Items from a figure collection:
--- Start ---
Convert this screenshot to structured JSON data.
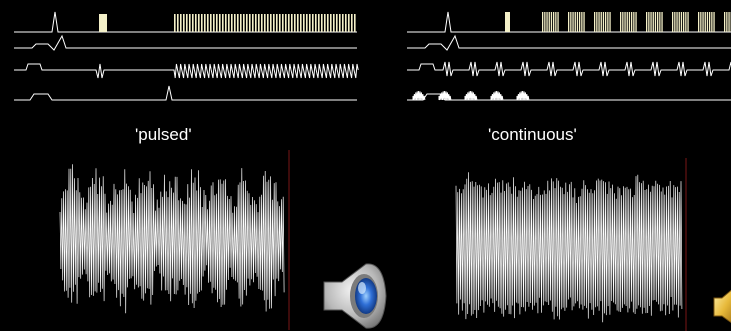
{
  "panels": [
    {
      "id": "pulsed",
      "label": "'pulsed'",
      "trace_color": "#ffffff",
      "marker_color": "#f4f0c8",
      "cursor_color": "#ff3030",
      "speaker_icon": "speaker-icon"
    },
    {
      "id": "continuous",
      "label": "'continuous'",
      "trace_color": "#ffffff",
      "marker_color": "#f4f0c8",
      "cursor_color": "#ff3030",
      "speaker_icon": "speaker-icon"
    }
  ]
}
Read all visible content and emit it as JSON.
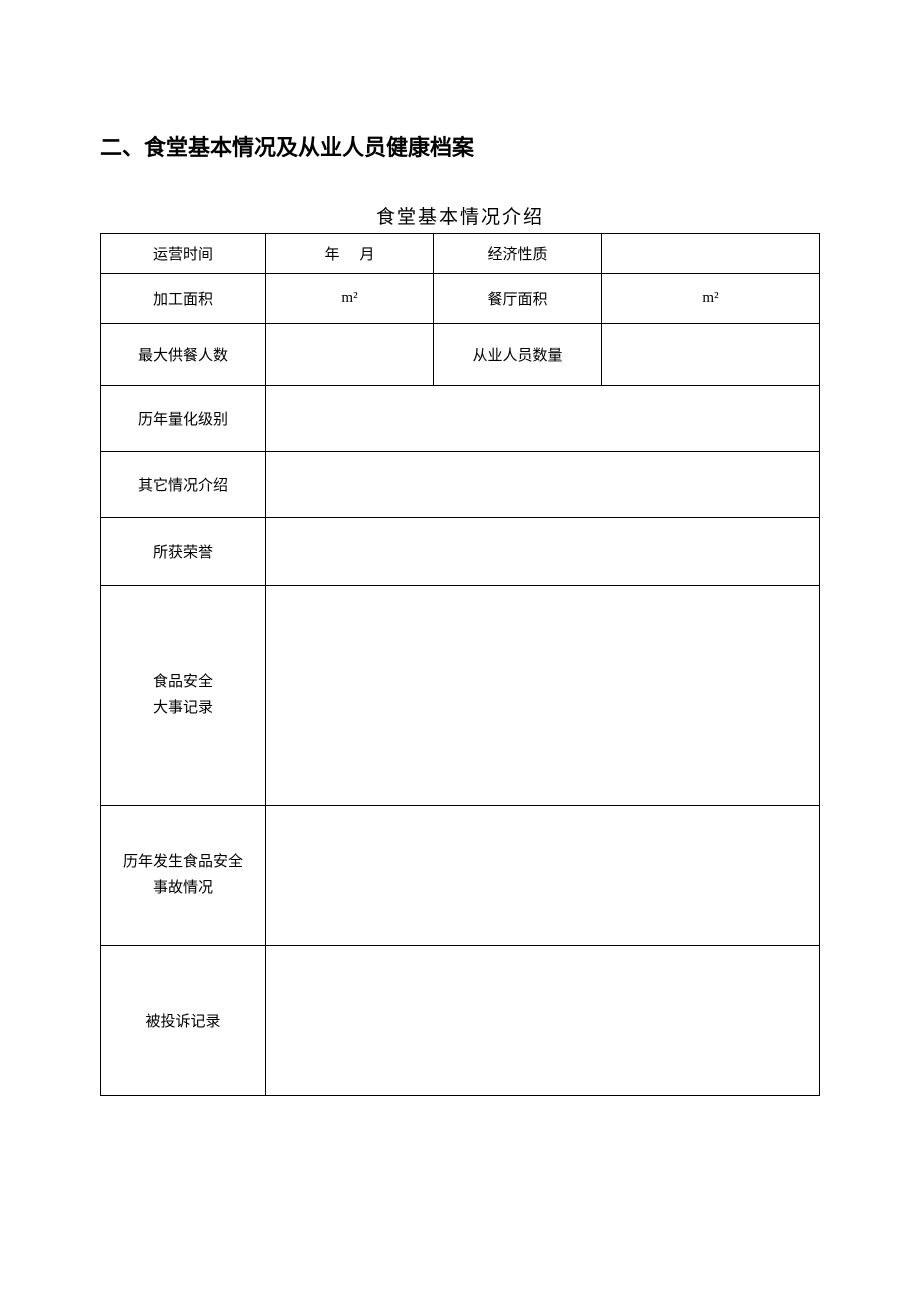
{
  "heading": "二、食堂基本情况及从业人员健康档案",
  "subtitle": "食堂基本情况介绍",
  "rows": {
    "r1": {
      "label1": "运营时间",
      "year": "年",
      "month": "月",
      "label2": "经济性质",
      "value2": ""
    },
    "r2": {
      "label1": "加工面积",
      "value1": "m²",
      "label2": "餐厅面积",
      "value2": "m²"
    },
    "r3": {
      "label1": "最大供餐人数",
      "value1": "",
      "label2": "从业人员数量",
      "value2": ""
    },
    "r4": {
      "label": "历年量化级别",
      "value": ""
    },
    "r5": {
      "label": "其它情况介绍",
      "value": ""
    },
    "r6": {
      "label": "所获荣誉",
      "value": ""
    },
    "r7": {
      "labelLine1": "食品安全",
      "labelLine2": "大事记录",
      "value": ""
    },
    "r8": {
      "labelLine1": "历年发生食品安全",
      "labelLine2": "事故情况",
      "value": ""
    },
    "r9": {
      "label": "被投诉记录",
      "value": ""
    }
  }
}
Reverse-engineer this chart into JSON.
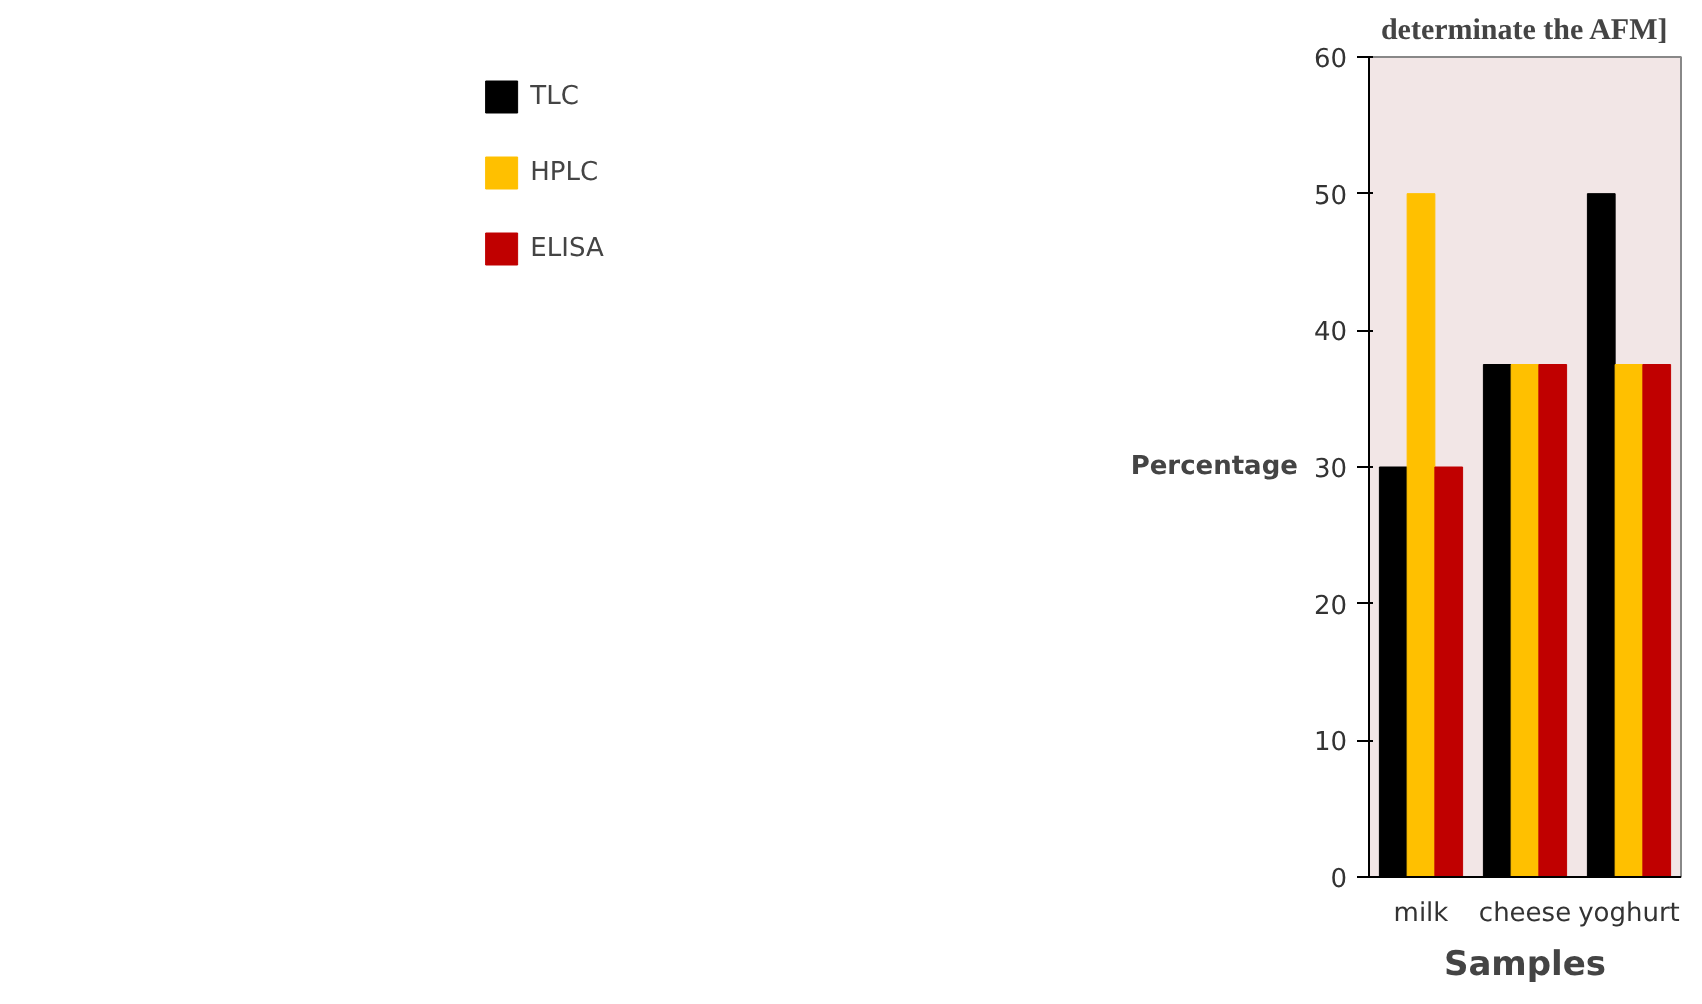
{
  "chart_data": {
    "type": "bar",
    "title": "determinate the AFM]",
    "xlabel": "Samples",
    "ylabel": "Percentage",
    "categories": [
      "milk",
      "cheese",
      "yoghurt"
    ],
    "series": [
      {
        "name": "TLC",
        "color": "#000000",
        "values": [
          30,
          37.5,
          50
        ]
      },
      {
        "name": "HPLC",
        "color": "#ffc000",
        "values": [
          50,
          37.5,
          37.5
        ]
      },
      {
        "name": "ELISA",
        "color": "#c00000",
        "values": [
          30,
          37.5,
          37.5
        ]
      }
    ],
    "ylim": [
      0,
      60
    ],
    "yticks": [
      0,
      10,
      20,
      30,
      40,
      50,
      60
    ],
    "grid": false,
    "legend": "left"
  }
}
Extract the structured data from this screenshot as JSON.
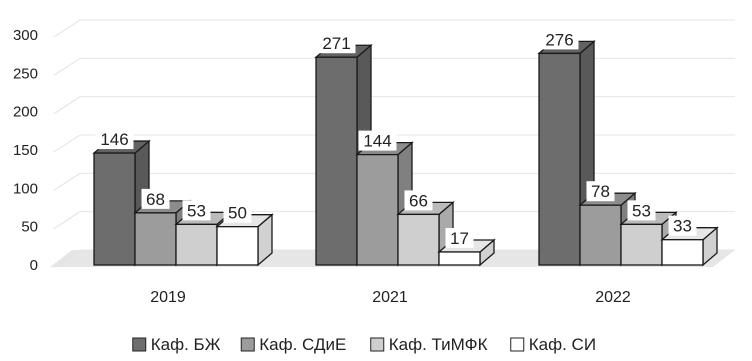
{
  "chart_data": {
    "type": "bar",
    "style": "3d-clustered-column",
    "title": "",
    "xlabel": "",
    "ylabel": "",
    "categories": [
      "2019",
      "2021",
      "2022"
    ],
    "series": [
      {
        "name": "Каф. БЖ",
        "values": [
          146,
          271,
          276
        ],
        "color": "#6d6d6d"
      },
      {
        "name": "Каф. СДиЕ",
        "values": [
          68,
          144,
          78
        ],
        "color": "#9c9c9c"
      },
      {
        "name": "Каф. ТиМФК",
        "values": [
          53,
          66,
          53
        ],
        "color": "#cfcfcf"
      },
      {
        "name": "Каф. СИ",
        "values": [
          50,
          17,
          33
        ],
        "color": "#ffffff"
      }
    ],
    "ylim": [
      0,
      300
    ],
    "yticks": [
      0,
      50,
      100,
      150,
      200,
      250,
      300
    ],
    "grid": true,
    "legend_position": "bottom"
  }
}
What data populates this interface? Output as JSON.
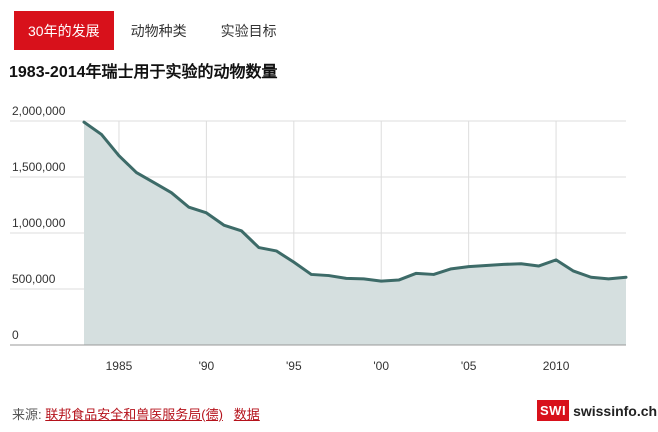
{
  "tabs": [
    {
      "label": "30年的发展",
      "active": true
    },
    {
      "label": "动物种类",
      "active": false
    },
    {
      "label": "实验目标",
      "active": false
    }
  ],
  "footer": {
    "source_prefix": "来源:",
    "source_link": "联邦食品安全和兽医服务局(德)",
    "data_link": "数据"
  },
  "logo": {
    "badge": "SWI",
    "text": "swissinfo.ch"
  },
  "colors": {
    "accent": "#d8111b",
    "line": "#3d6b68",
    "area": "#d5dfdf",
    "grid": "#dddddd",
    "link": "#b5121b"
  },
  "chart_data": {
    "type": "area",
    "title": "1983-2014年瑞士用于实验的动物数量",
    "xlabel": "",
    "ylabel": "",
    "x": [
      1983,
      1984,
      1985,
      1986,
      1987,
      1988,
      1989,
      1990,
      1991,
      1992,
      1993,
      1994,
      1995,
      1996,
      1997,
      1998,
      1999,
      2000,
      2001,
      2002,
      2003,
      2004,
      2005,
      2006,
      2007,
      2008,
      2009,
      2010,
      2011,
      2012,
      2013,
      2014
    ],
    "series": [
      {
        "values": [
          1990000,
          1880000,
          1690000,
          1540000,
          1450000,
          1360000,
          1230000,
          1180000,
          1070000,
          1020000,
          870000,
          840000,
          740000,
          630000,
          620000,
          595000,
          590000,
          570000,
          580000,
          640000,
          630000,
          680000,
          700000,
          710000,
          720000,
          725000,
          705000,
          760000,
          660000,
          605000,
          590000,
          605000
        ]
      }
    ],
    "xlim": [
      1983,
      2014
    ],
    "ylim": [
      0,
      2000000
    ],
    "y_ticks": [
      0,
      500000,
      1000000,
      1500000,
      2000000
    ],
    "y_tick_labels": [
      "0",
      "500,000",
      "1,000,000",
      "1,500,000",
      "2,000,000"
    ],
    "x_ticks": [
      1985,
      1990,
      1995,
      2000,
      2005,
      2010
    ],
    "x_tick_labels": [
      "1985",
      "'90",
      "'95",
      "'00",
      "'05",
      "2010"
    ],
    "grid": true,
    "legend": "none"
  }
}
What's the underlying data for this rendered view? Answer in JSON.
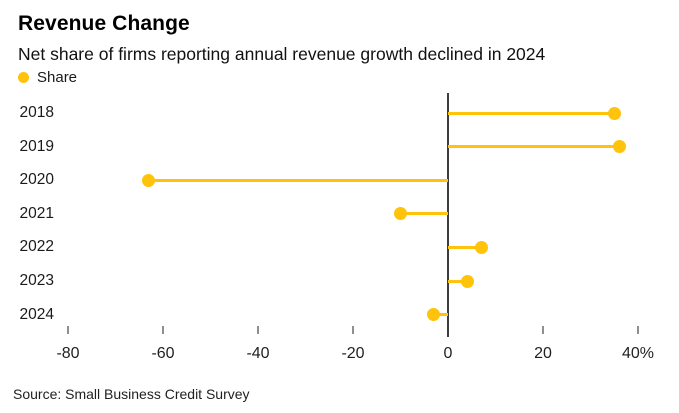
--- End ---
• PROMPT
Gather each line in the entries above where the string "screenshot" is found.

• FULL ANSWER
Convert this screenshot to structured JSON data.
Extract the structured data from this screenshot as JSON.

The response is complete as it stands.